→ SUPPLIED DATA:
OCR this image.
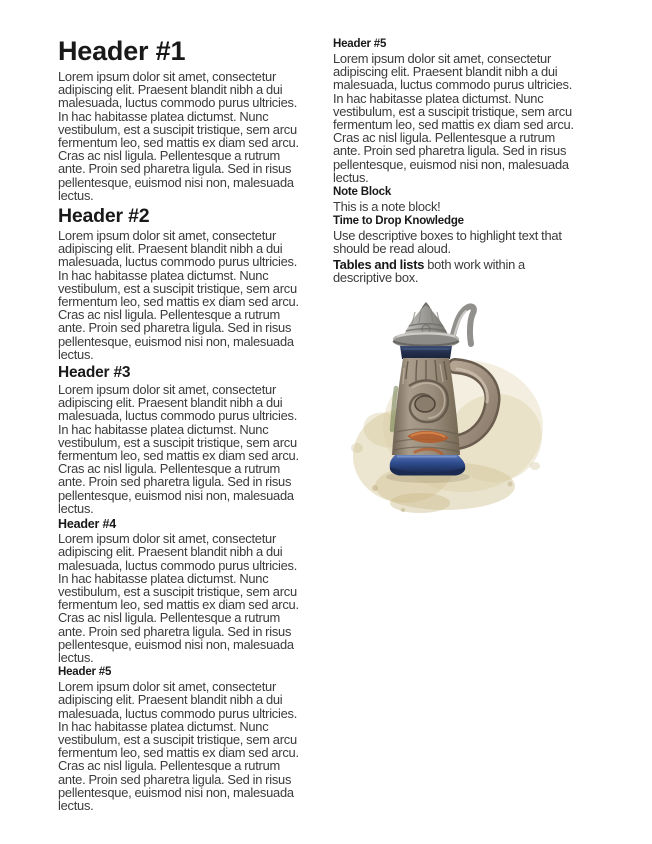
Header #1

Lorem ipsum dolor sit amet, consectetur adipiscing elit. Praesent blandit nibh a dui malesuada, luctus commodo purus ultricies. In hac habitasse platea dictumst. Nunc vestibulum, est a suscipit tristique, sem arcu fermentum leo, sed mattis ex diam sed arcu. Cras ac nisl ligula. Pellentesque a rutrum ante. Proin sed pharetra ligula. Sed in risus pellentesque, euismod nisi non, malesuada lectus.

Header #2

Lorem ipsum dolor sit amet, consectetur adipiscing elit. Praesent blandit nibh a dui malesuada, luctus commodo purus ultricies. In hac habitasse platea dictumst. Nunc vestibulum, est a suscipit tristique, sem arcu fermentum leo, sed mattis ex diam sed arcu. Cras ac nisl ligula. Pellentesque a rutrum ante. Proin sed pharetra ligula. Sed in risus pellentesque, euismod nisi non, malesuada lectus.

Header #3

Lorem ipsum dolor sit amet, consectetur adipiscing elit. Praesent blandit nibh a dui malesuada, luctus commodo purus ultricies. In hac habitasse platea dictumst. Nunc vestibulum, est a suscipit tristique, sem arcu fermentum leo, sed mattis ex diam sed arcu. Cras ac nisl ligula. Pellentesque a rutrum ante. Proin sed pharetra ligula. Sed in risus pellentesque, euismod nisi non, malesuada lectus.

Header #4

Lorem ipsum dolor sit amet, consectetur adipiscing elit. Praesent blandit nibh a dui malesuada, luctus commodo purus ultricies. In hac habitasse platea dictumst. Nunc vestibulum, est a suscipit tristique, sem arcu fermentum leo, sed mattis ex diam sed arcu. Cras ac nisl ligula. Pellentesque a rutrum ante. Proin sed pharetra ligula. Sed in risus pellentesque, euismod nisi non, malesuada lectus.

Header #5

Lorem ipsum dolor sit amet, consectetur adipiscing elit. Praesent blandit nibh a dui malesuada, luctus commodo purus ultricies. In hac habitasse platea dictumst. Nunc vestibulum, est a suscipit tristique, sem arcu fermentum leo, sed mattis ex diam sed arcu. Cras ac nisl ligula. Pellentesque a rutrum ante. Proin sed pharetra ligula. Sed in risus pellentesque, euismod nisi non, malesuada lectus.

Header #5

Lorem ipsum dolor sit amet, consectetur adipiscing elit. Praesent blandit nibh a dui malesuada, luctus commodo purus ultricies. In hac habitasse platea dictumst. Nunc vestibulum, est a suscipit tristique, sem arcu fermentum leo, sed mattis ex diam sed arcu. Cras ac nisl ligula. Pellentesque a rutrum ante. Proin sed pharetra ligula. Sed in risus pellentesque, euismod nisi non, malesuada lectus.

Note Block

This is a note block!

Time to Drop Knowledge

Use descriptive boxes to highlight text that should be read aloud.

Tables and lists both work within a descriptive box.
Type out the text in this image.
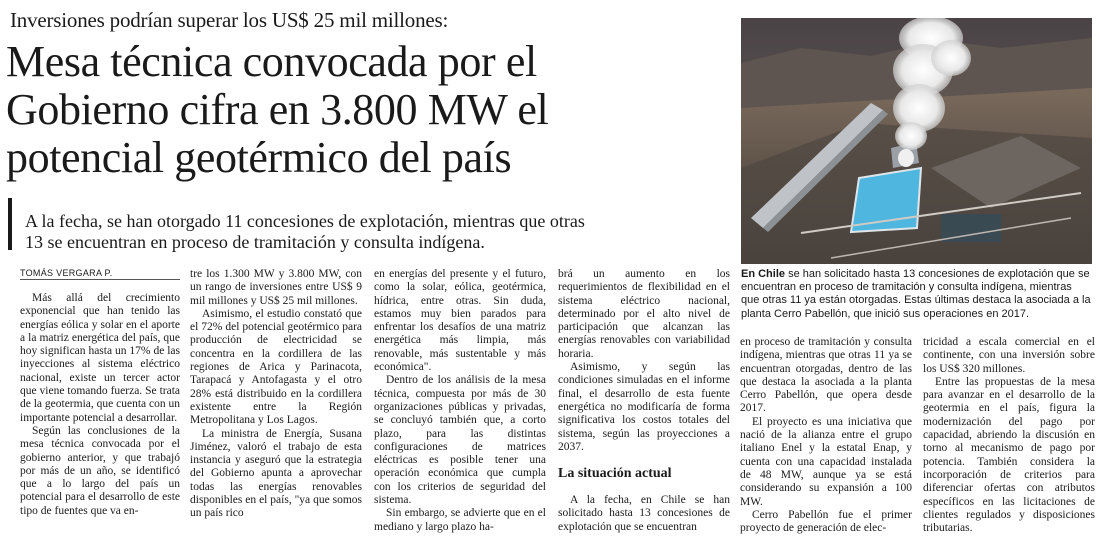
Inversiones podrían superar los US$ 25 mil millones:
Mesa técnica convocada por el
Gobierno cifra en 3.800 MW el
potencial geotérmico del país
A la fecha, se han otorgado 11 concesiones de explotación, mientras que otras
13 se encuentran en proceso de tramitación y consulta indígena.
En Chile se han solicitado hasta 13 concesiones de explotación que se encuentran en proceso de tramitación y consulta indígena, mientras que otras 11 ya están otorgadas. Estas últimas destaca la asociada a la planta Cerro Pabellón, que inició sus operaciones en 2017.
TOMÁS VERGARA P.

Más allá del crecimiento exponencial que han tenido las energías eólica y solar en el aporte a la matriz energética del país, que hoy significan hasta un 17% de las inyecciones al sistema eléctrico nacional, existe un tercer actor que viene tomando fuerza. Se trata de la geotermia, que cuenta con un importante potencial a desarrollar.

Según las conclusiones de la mesa técnica convocada por el gobierno anterior, y que trabajó por más de un año, se identificó que a lo largo del país un potencial para el desarrollo de este tipo de fuentes que va en-

tre los 1.300 MW y 3.800 MW, con un rango de inversiones entre US$ 9 mil millones y US$ 25 mil millones.

Asimismo, el estudio constató que el 72% del potencial geotérmico para producción de electricidad se concentra en la cordillera de las regiones de Arica y Parinacota, Tarapacá y Antofagasta y el otro 28% está distribuido en la cordillera existente entre la Región Metropolitana y Los Lagos.

La ministra de Energía, Susana Jiménez, valoró el trabajo de esta instancia y aseguró que la estrategia del Gobierno apunta a aprovechar todas las energías renovables disponibles en el país, "ya que somos un país rico

en energías del presente y el futuro, como la solar, eólica, geotérmica, hídrica, entre otras. Sin duda, estamos muy bien parados para enfrentar los desafíos de una matriz energética más limpia, más renovable, más sustentable y más económica".

Dentro de los análisis de la mesa técnica, compuesta por más de 30 organizaciones públicas y privadas, se concluyó también que, a corto plazo, para las distintas configuraciones de matrices eléctricas es posible tener una operación económica que cumpla con los criterios de seguridad del sistema.

Sin embargo, se advierte que en el mediano y largo plazo ha-

brá un aumento en los requerimientos de flexibilidad en el sistema eléctrico nacional, determinado por el alto nivel de participación que alcanzan las energías renovables con variabilidad horaria.

Asimismo, y según las condiciones simuladas en el informe final, el desarrollo de esta fuente energética no modificaría de forma significativa los costos totales del sistema, según las proyecciones a 2037.

La situación actual

A la fecha, en Chile se han solicitado hasta 13 concesiones de explotación que se encuentran

en proceso de tramitación y consulta indígena, mientras que otras 11 ya se encuentran otorgadas, dentro de las que destaca la asociada a la planta Cerro Pabellón, que opera desde 2017.

El proyecto es una iniciativa que nació de la alianza entre el grupo italiano Enel y la estatal Enap, y cuenta con una capacidad instalada de 48 MW, aunque ya se está considerando su expansión a 100 MW.

Cerro Pabellón fue el primer proyecto de generación de elec-

tricidad a escala comercial en el continente, con una inversión sobre los US$ 320 millones.

Entre las propuestas de la mesa para avanzar en el desarrollo de la geotermia en el país, figura la modernización del pago por capacidad, abriendo la discusión en torno al mecanismo de pago por potencia. También considera la incorporación de criterios para diferenciar ofertas con atributos específicos en las licitaciones de clientes regulados y disposiciones tributarias.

→ GIVEN EXERCISE:
Reproduce every line exactly and omit all pictures.

→ PROBLEM SOLUTION:
OCR this image.
Header #1

Lorem ipsum dolor sit amet, consectetur adipiscing elit. Praesent blandit nibh a dui malesuada, luctus commodo purus ultricies. In hac habitasse platea dictumst. Nunc vestibulum, est a suscipit tristique, sem arcu fermentum leo, sed mattis ex diam sed arcu. Cras ac nisl ligula. Pellentesque a rutrum ante. Proin sed pharetra ligula. Sed in risus pellentesque, euismod nisi non, malesuada lectus.

Header #2

Lorem ipsum dolor sit amet, consectetur adipiscing elit. Praesent blandit nibh a dui malesuada, luctus commodo purus ultricies. In hac habitasse platea dictumst. Nunc vestibulum, est a suscipit tristique, sem arcu fermentum leo, sed mattis ex diam sed arcu. Cras ac nisl ligula. Pellentesque a rutrum ante. Proin sed pharetra ligula. Sed in risus pellentesque, euismod nisi non, malesuada lectus.

Header #3

Lorem ipsum dolor sit amet, consectetur adipiscing elit. Praesent blandit nibh a dui malesuada, luctus commodo purus ultricies. In hac habitasse platea dictumst. Nunc vestibulum, est a suscipit tristique, sem arcu fermentum leo, sed mattis ex diam sed arcu. Cras ac nisl ligula. Pellentesque a rutrum ante. Proin sed pharetra ligula. Sed in risus pellentesque, euismod nisi non, malesuada lectus.

Header #4

Lorem ipsum dolor sit amet, consectetur adipiscing elit. Praesent blandit nibh a dui malesuada, luctus commodo purus ultricies. In hac habitasse platea dictumst. Nunc vestibulum, est a suscipit tristique, sem arcu fermentum leo, sed mattis ex diam sed arcu. Cras ac nisl ligula. Pellentesque a rutrum ante. Proin sed pharetra ligula. Sed in risus pellentesque, euismod nisi non, malesuada lectus.

Header #5

Lorem ipsum dolor sit amet, consectetur adipiscing elit. Praesent blandit nibh a dui malesuada, luctus commodo purus ultricies. In hac habitasse platea dictumst. Nunc vestibulum, est a suscipit tristique, sem arcu fermentum leo, sed mattis ex diam sed arcu. Cras ac nisl ligula. Pellentesque a rutrum ante. Proin sed pharetra ligula. Sed in risus pellentesque, euismod nisi non, malesuada lectus.

Header #5

Lorem ipsum dolor sit amet, consectetur adipiscing elit. Praesent blandit nibh a dui malesuada, luctus commodo purus ultricies. In hac habitasse platea dictumst. Nunc vestibulum, est a suscipit tristique, sem arcu fermentum leo, sed mattis ex diam sed arcu. Cras ac nisl ligula. Pellentesque a rutrum ante. Proin sed pharetra ligula. Sed in risus pellentesque, euismod nisi non, malesuada lectus.

Note Block

This is a note block!

Time to Drop Knowledge

Use descriptive boxes to highlight text that should be read aloud.

Tables and lists both work within a descriptive box.
Type out the text in this image.
Inversiones podrían superar los US$ 25 mil millones:
Mesa técnica convocada por el
Gobierno cifra en 3.800 MW el
potencial geotérmico del país
A la fecha, se han otorgado 11 concesiones de explotación, mientras que otras
13 se encuentran en proceso de tramitación y consulta indígena.
En Chile se han solicitado hasta 13 concesiones de explotación que se encuentran en proceso de tramitación y consulta indígena, mientras que otras 11 ya están otorgadas. Estas últimas destaca la asociada a la planta Cerro Pabellón, que inició sus operaciones en 2017.
TOMÁS VERGARA P.

Más allá del crecimiento exponencial que han tenido las energías eólica y solar en el aporte a la matriz energética del país, que hoy significan hasta un 17% de las inyecciones al sistema eléctrico nacional, existe un tercer actor que viene tomando fuerza. Se trata de la geotermia, que cuenta con un importante potencial a desarrollar.

Según las conclusiones de la mesa técnica convocada por el gobierno anterior, y que trabajó por más de un año, se identificó que a lo largo del país un potencial para el desarrollo de este tipo de fuentes que va en-

tre los 1.300 MW y 3.800 MW, con un rango de inversiones entre US$ 9 mil millones y US$ 25 mil millones.

Asimismo, el estudio constató que el 72% del potencial geotérmico para producción de electricidad se concentra en la cordillera de las regiones de Arica y Parinacota, Tarapacá y Antofagasta y el otro 28% está distribuido en la cordillera existente entre la Región Metropolitana y Los Lagos.

La ministra de Energía, Susana Jiménez, valoró el trabajo de esta instancia y aseguró que la estrategia del Gobierno apunta a aprovechar todas las energías renovables disponibles en el país, "ya que somos un país rico

en energías del presente y el futuro, como la solar, eólica, geotérmica, hídrica, entre otras. Sin duda, estamos muy bien parados para enfrentar los desafíos de una matriz energética más limpia, más renovable, más sustentable y más económica".

Dentro de los análisis de la mesa técnica, compuesta por más de 30 organizaciones públicas y privadas, se concluyó también que, a corto plazo, para las distintas configuraciones de matrices eléctricas es posible tener una operación económica que cumpla con los criterios de seguridad del sistema.

Sin embargo, se advierte que en el mediano y largo plazo ha-

brá un aumento en los requerimientos de flexibilidad en el sistema eléctrico nacional, determinado por el alto nivel de participación que alcanzan las energías renovables con variabilidad horaria.

Asimismo, y según las condiciones simuladas en el informe final, el desarrollo de esta fuente energética no modificaría de forma significativa los costos totales del sistema, según las proyecciones a 2037.

La situación actual

A la fecha, en Chile se han solicitado hasta 13 concesiones de explotación que se encuentran

en proceso de tramitación y consulta indígena, mientras que otras 11 ya se encuentran otorgadas, dentro de las que destaca la asociada a la planta Cerro Pabellón, que opera desde 2017.

El proyecto es una iniciativa que nació de la alianza entre el grupo italiano Enel y la estatal Enap, y cuenta con una capacidad instalada de 48 MW, aunque ya se está considerando su expansión a 100 MW.

Cerro Pabellón fue el primer proyecto de generación de elec-

tricidad a escala comercial en el continente, con una inversión sobre los US$ 320 millones.

Entre las propuestas de la mesa para avanzar en el desarrollo de la geotermia en el país, figura la modernización del pago por capacidad, abriendo la discusión en torno al mecanismo de pago por potencia. También considera la incorporación de criterios para diferenciar ofertas con atributos específicos en las licitaciones de clientes regulados y disposiciones tributarias.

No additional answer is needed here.